>> begin Entries shown
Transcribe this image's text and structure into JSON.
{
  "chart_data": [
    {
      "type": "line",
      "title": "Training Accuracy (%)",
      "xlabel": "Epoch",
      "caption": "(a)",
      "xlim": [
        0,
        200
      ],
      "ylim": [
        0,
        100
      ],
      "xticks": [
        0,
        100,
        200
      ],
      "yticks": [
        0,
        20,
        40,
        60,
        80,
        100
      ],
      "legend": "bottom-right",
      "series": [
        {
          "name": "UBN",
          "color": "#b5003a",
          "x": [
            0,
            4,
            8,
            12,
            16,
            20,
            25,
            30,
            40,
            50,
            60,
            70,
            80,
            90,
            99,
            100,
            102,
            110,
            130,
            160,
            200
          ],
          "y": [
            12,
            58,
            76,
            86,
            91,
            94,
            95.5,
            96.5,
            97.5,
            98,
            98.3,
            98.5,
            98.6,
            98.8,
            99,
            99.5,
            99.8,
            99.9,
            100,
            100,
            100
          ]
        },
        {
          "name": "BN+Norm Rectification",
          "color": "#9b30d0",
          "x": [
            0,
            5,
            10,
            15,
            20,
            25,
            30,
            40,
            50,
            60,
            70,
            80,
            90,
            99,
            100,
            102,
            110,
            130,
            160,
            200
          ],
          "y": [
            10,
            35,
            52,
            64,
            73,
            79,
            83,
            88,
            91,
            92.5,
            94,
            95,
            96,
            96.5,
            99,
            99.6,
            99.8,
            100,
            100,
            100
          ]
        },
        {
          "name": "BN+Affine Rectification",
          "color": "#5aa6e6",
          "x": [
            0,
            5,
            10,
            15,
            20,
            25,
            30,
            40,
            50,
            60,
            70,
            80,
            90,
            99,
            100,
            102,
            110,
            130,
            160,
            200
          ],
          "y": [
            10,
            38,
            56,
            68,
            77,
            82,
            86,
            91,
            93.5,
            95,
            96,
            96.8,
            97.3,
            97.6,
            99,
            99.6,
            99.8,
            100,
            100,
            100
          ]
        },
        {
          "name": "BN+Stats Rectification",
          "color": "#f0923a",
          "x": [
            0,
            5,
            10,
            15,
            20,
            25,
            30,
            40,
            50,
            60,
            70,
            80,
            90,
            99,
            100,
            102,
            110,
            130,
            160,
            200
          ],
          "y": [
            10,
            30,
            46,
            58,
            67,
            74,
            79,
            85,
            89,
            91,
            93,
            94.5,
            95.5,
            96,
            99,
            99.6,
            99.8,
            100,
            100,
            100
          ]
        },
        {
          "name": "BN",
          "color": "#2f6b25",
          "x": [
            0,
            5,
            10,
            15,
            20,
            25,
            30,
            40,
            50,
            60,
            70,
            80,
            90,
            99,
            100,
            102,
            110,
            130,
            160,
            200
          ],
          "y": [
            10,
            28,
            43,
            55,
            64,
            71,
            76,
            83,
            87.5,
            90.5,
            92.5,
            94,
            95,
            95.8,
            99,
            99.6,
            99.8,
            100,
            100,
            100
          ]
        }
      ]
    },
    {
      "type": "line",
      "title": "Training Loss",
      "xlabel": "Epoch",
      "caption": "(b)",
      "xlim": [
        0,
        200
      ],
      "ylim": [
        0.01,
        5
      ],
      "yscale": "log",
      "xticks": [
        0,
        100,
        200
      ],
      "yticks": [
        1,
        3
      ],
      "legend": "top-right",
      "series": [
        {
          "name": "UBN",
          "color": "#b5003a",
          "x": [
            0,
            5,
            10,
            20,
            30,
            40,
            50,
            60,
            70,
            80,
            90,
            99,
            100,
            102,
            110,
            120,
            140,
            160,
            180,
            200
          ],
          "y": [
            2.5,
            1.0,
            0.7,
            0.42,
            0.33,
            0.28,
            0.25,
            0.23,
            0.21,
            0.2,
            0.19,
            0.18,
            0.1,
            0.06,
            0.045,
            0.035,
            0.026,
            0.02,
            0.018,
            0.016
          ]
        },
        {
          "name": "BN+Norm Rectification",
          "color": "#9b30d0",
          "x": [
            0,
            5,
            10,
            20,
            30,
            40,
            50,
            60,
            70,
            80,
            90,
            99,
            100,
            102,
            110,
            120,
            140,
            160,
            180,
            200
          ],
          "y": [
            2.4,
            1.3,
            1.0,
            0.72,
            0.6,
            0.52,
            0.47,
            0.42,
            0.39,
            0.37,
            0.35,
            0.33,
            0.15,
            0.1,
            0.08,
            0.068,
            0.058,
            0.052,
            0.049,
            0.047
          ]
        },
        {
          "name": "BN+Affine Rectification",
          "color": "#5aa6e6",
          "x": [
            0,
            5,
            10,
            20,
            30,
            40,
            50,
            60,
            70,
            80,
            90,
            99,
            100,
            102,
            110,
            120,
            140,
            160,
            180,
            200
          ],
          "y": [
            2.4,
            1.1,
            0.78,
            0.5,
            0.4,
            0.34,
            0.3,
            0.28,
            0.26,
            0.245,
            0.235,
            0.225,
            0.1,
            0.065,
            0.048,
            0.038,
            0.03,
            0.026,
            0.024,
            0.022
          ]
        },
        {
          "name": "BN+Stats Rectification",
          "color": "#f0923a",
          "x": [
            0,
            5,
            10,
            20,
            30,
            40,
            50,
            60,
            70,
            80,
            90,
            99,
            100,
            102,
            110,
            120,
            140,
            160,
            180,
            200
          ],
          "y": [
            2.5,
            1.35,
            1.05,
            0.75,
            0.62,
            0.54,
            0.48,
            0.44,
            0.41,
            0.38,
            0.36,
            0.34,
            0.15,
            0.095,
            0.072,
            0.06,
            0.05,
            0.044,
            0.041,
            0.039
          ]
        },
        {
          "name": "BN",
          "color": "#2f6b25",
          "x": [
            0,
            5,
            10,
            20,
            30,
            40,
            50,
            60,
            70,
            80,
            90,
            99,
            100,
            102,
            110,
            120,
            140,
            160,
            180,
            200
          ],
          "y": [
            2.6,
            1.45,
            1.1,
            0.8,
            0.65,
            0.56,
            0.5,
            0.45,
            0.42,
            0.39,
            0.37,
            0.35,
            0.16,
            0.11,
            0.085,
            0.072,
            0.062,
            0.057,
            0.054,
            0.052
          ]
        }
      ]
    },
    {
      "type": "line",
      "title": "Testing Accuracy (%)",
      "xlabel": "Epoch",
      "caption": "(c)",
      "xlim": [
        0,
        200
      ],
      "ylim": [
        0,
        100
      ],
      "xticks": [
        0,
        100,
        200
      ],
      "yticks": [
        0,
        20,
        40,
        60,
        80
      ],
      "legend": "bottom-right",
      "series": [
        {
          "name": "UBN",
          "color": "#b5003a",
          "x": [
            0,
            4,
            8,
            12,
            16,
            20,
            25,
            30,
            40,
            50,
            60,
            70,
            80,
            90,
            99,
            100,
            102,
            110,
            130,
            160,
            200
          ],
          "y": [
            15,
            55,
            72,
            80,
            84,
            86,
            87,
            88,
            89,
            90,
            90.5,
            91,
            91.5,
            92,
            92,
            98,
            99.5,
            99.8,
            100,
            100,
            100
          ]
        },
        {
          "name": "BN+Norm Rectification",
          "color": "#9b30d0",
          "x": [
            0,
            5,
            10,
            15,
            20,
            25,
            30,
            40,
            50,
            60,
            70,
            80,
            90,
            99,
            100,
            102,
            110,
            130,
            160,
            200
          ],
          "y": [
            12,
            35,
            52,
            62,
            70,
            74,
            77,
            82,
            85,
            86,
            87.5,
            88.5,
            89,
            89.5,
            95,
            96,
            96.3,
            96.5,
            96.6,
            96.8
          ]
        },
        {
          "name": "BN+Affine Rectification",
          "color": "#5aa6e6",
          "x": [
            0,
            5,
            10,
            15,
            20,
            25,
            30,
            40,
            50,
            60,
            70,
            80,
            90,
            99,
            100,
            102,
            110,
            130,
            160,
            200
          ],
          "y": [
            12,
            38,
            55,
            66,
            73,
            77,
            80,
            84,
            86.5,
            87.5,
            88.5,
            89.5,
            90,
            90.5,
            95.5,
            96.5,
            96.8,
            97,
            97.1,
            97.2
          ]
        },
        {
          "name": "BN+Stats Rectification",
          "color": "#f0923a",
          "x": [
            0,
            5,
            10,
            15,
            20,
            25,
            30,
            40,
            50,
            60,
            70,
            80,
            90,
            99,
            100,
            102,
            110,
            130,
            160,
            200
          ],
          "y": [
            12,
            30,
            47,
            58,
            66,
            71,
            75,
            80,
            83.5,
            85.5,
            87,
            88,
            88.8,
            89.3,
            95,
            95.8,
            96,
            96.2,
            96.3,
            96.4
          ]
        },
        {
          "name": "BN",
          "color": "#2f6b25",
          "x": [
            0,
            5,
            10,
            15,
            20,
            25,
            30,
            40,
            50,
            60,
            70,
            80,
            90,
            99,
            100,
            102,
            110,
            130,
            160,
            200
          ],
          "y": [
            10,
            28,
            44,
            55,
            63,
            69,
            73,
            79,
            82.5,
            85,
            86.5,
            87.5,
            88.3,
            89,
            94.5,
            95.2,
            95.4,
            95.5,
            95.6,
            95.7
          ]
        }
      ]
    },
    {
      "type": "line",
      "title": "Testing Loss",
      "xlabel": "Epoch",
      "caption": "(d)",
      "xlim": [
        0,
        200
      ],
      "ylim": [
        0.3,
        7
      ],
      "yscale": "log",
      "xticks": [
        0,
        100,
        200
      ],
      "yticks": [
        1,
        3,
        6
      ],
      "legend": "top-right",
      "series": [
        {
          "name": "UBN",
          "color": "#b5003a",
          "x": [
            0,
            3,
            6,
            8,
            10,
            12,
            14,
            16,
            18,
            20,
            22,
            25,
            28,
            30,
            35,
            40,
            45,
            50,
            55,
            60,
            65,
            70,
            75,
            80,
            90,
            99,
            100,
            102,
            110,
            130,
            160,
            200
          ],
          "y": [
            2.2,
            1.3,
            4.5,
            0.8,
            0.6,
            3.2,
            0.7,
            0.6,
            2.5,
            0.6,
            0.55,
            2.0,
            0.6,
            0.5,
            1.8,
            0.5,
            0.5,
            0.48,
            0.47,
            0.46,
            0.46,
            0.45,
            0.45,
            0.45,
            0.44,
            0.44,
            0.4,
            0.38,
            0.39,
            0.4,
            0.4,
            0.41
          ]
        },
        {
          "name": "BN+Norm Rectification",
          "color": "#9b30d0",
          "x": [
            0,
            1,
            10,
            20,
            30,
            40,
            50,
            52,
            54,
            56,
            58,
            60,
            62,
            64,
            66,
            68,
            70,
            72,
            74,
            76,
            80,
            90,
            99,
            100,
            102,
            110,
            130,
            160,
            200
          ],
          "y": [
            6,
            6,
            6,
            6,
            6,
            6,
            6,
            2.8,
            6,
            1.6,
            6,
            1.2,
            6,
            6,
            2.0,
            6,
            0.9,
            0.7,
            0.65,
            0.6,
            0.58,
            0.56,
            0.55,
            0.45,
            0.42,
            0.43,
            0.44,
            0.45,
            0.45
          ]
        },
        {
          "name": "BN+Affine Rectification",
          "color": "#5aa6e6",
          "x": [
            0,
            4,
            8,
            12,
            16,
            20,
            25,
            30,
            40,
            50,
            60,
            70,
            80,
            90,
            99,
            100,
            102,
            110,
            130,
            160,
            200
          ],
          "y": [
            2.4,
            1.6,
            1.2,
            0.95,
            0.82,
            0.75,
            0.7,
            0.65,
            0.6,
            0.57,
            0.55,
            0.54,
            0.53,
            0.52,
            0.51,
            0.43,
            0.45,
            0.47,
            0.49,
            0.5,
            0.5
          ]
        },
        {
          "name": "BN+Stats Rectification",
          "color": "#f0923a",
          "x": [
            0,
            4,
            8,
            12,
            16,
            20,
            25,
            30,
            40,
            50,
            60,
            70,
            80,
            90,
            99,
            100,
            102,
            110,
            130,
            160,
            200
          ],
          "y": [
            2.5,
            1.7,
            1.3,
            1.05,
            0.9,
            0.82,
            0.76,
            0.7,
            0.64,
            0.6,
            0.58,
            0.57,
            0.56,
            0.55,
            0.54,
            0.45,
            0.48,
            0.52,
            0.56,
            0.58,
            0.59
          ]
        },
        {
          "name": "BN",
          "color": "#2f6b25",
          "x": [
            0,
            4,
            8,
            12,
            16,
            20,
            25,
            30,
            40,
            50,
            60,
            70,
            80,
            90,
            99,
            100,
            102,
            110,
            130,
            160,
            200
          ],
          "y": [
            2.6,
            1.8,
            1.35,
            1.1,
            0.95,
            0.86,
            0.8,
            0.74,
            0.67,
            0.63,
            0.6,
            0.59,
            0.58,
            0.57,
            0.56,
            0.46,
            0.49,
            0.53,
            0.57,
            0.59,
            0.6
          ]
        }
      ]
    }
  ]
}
>> end Entries shown
> _Problem details_
Pick out the lines above that hold the string "Loss" and show them.

> _Solution_
      "title": "Training Loss",
      "title": "Testing Loss",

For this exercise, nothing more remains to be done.